─── MATERIAL
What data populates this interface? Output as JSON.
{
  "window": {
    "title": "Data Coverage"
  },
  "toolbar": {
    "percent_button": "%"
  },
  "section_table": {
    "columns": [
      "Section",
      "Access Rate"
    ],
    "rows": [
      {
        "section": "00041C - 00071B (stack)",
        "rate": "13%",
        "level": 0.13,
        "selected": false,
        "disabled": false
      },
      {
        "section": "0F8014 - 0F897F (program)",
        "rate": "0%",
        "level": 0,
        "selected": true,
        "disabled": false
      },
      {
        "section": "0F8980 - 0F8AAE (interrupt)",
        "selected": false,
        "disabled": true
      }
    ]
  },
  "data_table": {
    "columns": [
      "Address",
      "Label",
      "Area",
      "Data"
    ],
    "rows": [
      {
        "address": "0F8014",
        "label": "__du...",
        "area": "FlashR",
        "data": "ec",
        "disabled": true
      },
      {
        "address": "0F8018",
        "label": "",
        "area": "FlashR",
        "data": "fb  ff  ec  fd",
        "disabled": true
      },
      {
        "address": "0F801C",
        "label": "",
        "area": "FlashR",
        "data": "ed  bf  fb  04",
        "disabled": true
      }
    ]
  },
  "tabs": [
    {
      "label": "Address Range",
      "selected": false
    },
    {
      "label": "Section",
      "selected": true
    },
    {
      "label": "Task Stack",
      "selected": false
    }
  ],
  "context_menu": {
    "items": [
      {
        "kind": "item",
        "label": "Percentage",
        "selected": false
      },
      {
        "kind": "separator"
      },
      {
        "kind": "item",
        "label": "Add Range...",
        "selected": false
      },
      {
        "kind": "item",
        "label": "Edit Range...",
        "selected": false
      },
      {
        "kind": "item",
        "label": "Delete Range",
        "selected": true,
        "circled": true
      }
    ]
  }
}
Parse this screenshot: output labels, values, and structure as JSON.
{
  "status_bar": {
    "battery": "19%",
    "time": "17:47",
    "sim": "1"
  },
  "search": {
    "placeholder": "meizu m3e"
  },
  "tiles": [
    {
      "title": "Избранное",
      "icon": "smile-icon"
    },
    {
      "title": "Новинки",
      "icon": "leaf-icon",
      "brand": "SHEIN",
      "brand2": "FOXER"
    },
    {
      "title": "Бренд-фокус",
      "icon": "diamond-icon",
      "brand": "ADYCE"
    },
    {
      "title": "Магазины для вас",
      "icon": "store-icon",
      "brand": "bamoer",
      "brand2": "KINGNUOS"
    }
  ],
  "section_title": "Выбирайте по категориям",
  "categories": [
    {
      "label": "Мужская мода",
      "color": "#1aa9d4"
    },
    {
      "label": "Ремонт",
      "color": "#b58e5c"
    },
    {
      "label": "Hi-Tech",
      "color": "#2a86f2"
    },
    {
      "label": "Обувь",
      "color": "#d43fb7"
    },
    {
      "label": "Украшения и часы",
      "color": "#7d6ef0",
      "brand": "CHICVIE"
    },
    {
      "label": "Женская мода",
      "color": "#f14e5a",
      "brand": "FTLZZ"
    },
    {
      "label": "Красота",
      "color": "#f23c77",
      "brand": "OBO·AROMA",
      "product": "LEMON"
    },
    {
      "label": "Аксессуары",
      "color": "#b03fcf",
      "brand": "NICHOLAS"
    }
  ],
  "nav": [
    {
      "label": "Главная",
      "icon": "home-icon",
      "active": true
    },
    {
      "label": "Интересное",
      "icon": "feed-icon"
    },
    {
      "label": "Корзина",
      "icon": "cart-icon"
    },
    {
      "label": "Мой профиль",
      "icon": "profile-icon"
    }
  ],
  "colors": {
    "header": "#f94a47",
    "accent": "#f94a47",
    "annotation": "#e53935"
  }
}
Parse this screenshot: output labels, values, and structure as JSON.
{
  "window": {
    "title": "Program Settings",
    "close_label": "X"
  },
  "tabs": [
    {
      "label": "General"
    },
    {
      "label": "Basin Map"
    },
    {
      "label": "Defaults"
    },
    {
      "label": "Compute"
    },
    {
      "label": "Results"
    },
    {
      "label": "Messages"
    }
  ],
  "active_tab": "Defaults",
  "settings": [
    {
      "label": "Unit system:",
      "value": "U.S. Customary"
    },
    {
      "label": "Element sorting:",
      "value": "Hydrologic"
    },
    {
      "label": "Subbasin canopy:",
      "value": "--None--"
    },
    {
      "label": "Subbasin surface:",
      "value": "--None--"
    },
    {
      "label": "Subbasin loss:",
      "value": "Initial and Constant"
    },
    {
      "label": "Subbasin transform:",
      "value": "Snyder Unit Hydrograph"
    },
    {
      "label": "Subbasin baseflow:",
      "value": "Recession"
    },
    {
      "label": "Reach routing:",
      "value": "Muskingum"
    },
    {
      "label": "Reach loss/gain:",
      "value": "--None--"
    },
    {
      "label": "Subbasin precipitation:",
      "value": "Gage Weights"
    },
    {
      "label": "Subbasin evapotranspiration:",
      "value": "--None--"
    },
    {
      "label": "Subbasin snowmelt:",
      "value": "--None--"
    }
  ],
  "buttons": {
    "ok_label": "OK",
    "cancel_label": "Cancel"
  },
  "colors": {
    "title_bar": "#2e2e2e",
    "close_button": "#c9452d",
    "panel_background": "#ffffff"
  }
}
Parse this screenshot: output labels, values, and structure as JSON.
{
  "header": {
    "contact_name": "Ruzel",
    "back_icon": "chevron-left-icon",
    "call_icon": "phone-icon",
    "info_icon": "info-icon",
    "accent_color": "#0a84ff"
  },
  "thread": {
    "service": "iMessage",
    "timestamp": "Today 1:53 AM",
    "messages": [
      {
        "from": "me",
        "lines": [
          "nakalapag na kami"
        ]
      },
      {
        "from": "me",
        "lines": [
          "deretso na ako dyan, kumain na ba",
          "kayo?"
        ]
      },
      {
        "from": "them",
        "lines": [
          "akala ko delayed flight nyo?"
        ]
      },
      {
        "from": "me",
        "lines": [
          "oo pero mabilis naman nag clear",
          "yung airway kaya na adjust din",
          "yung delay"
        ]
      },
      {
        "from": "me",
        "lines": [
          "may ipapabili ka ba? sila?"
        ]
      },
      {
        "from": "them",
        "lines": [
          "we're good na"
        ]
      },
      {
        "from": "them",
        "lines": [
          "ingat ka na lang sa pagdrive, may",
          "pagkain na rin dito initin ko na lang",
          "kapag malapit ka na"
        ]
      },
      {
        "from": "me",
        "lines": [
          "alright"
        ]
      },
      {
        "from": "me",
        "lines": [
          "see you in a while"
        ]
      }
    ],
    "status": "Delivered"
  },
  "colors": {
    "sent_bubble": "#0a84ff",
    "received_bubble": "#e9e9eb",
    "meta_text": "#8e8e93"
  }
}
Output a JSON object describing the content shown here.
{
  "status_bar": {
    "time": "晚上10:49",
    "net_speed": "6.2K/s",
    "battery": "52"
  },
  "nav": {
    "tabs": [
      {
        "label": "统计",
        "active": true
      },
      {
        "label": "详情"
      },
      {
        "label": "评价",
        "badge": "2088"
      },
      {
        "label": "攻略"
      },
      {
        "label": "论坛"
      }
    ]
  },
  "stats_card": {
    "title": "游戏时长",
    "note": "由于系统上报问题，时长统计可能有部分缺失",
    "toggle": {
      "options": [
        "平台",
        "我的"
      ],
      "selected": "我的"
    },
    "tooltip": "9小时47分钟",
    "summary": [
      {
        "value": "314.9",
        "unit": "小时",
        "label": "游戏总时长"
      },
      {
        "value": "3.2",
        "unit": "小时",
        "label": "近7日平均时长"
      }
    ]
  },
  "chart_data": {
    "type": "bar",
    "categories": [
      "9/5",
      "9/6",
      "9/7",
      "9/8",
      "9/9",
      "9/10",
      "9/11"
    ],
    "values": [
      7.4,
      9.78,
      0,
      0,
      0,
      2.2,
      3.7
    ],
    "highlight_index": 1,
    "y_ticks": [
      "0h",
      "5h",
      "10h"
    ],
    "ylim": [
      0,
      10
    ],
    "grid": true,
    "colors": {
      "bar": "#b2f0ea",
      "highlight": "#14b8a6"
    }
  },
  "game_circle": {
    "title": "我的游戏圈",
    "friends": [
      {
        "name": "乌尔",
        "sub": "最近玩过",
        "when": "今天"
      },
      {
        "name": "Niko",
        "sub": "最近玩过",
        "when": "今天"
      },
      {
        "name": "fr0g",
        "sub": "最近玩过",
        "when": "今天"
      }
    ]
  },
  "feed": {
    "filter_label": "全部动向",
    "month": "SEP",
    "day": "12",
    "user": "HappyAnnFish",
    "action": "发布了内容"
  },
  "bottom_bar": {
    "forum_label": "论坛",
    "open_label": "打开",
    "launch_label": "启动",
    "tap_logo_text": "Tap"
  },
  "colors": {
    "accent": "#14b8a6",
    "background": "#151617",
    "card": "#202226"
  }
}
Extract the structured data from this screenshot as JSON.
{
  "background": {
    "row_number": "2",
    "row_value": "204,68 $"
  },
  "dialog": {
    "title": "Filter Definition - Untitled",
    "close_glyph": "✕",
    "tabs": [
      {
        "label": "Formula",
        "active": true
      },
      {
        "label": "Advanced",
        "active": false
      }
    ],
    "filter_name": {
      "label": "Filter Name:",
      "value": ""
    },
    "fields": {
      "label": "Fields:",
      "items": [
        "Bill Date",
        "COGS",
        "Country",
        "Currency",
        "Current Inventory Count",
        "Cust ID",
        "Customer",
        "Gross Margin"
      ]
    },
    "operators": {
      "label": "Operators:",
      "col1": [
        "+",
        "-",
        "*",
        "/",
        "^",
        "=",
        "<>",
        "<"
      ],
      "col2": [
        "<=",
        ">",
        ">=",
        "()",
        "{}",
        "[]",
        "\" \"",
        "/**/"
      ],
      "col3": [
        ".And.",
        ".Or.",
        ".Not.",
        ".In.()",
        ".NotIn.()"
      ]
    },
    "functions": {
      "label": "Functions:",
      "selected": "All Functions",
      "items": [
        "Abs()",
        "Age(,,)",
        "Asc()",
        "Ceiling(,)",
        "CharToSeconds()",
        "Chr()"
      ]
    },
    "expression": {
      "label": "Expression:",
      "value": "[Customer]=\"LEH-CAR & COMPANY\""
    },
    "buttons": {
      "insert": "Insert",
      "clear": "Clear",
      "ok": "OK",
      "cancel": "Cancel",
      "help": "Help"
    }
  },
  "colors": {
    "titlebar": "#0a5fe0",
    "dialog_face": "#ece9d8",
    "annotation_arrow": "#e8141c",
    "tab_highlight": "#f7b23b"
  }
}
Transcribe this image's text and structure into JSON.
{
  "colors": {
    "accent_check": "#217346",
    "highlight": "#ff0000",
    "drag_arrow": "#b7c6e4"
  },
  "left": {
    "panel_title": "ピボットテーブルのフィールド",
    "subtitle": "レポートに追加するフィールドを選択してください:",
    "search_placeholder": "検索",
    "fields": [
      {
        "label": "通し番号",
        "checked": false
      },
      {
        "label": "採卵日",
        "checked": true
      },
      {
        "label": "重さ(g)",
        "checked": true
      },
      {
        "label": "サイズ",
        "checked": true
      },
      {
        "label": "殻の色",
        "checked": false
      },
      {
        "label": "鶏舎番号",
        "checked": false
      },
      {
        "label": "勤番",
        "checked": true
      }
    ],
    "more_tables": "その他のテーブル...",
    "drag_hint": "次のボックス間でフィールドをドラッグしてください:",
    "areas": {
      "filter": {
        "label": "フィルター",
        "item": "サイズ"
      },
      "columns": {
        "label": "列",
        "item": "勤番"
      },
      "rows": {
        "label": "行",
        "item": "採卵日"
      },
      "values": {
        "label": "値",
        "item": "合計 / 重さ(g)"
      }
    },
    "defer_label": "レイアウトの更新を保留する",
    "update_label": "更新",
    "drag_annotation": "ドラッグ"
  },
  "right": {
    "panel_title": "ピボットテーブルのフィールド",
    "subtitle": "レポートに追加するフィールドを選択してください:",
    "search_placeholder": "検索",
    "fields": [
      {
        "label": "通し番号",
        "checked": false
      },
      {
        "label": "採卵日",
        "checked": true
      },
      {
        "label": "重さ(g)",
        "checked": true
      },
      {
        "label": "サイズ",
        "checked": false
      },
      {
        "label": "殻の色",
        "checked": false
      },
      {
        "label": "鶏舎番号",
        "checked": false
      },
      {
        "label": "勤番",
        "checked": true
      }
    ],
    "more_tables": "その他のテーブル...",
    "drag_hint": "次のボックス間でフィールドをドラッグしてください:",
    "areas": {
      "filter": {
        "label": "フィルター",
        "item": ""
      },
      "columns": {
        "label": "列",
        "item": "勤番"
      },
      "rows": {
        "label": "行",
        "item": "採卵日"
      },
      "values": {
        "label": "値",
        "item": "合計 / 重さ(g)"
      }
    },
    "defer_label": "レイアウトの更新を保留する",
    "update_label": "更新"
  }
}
──────
> EXERCISE GOAL
How many of the lines above include the string "icon"? Answer with the number only.

> OUTPUT FOR THIS TASK
11